## Do this:
Locate each line with the string "page" in the listing below and copy it.

Saved entries:
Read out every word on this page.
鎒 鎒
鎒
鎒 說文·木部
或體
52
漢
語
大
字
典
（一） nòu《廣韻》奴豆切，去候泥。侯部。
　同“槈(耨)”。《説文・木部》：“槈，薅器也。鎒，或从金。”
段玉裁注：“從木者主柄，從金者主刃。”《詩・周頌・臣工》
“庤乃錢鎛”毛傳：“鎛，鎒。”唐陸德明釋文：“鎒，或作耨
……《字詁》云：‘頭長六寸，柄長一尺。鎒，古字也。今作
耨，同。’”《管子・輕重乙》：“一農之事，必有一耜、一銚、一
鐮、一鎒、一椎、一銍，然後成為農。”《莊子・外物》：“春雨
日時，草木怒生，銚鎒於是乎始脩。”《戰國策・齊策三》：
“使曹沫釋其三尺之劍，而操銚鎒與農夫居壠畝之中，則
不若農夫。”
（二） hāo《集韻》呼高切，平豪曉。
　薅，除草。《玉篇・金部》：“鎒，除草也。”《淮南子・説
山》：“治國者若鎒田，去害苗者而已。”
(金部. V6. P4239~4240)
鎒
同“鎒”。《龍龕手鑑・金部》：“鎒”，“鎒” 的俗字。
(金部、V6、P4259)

* * *

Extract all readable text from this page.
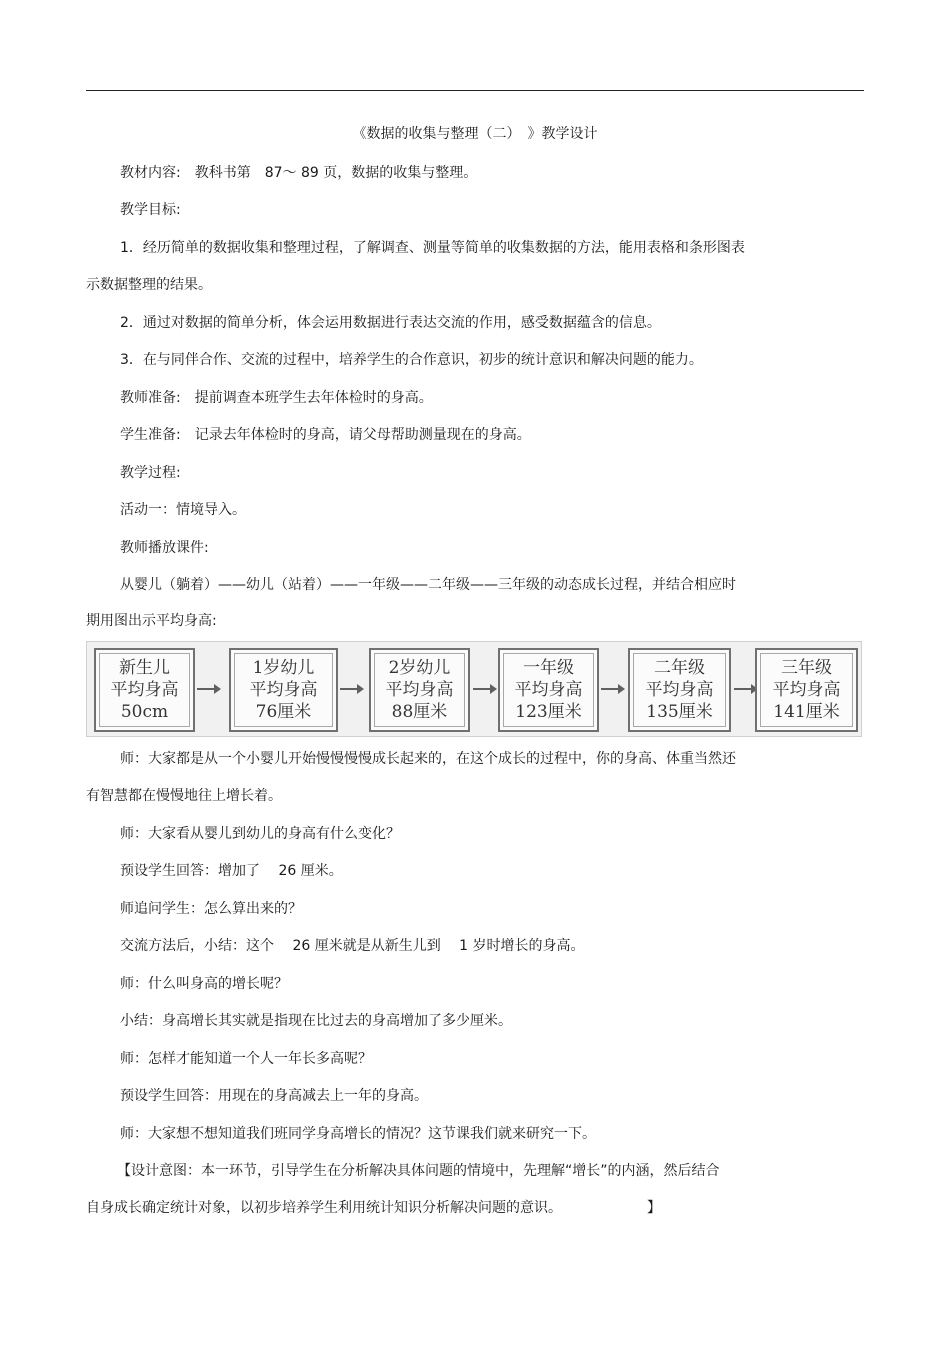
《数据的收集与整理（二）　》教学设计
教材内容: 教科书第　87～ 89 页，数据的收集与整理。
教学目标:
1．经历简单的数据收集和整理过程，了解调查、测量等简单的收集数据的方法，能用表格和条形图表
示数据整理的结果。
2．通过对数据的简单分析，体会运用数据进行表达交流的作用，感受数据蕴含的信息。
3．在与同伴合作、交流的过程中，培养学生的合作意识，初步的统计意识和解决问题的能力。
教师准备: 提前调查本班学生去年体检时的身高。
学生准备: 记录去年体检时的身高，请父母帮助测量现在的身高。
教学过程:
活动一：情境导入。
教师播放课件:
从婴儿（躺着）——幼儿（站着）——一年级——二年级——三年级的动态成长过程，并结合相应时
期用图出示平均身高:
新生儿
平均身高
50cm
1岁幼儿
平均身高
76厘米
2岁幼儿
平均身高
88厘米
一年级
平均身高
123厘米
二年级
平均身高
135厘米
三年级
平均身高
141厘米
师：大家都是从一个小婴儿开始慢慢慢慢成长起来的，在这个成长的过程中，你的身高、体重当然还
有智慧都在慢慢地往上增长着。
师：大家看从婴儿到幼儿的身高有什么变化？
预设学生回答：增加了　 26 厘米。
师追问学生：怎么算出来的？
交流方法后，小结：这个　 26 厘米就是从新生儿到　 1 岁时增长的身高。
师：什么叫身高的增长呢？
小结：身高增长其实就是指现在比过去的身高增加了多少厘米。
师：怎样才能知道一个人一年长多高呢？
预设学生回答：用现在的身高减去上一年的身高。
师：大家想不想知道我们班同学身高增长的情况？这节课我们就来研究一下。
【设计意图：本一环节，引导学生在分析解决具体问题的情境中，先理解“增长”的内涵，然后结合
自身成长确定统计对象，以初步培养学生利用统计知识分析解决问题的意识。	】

## Written solution:
Read out every word on this page.
Extract all readable text from this page.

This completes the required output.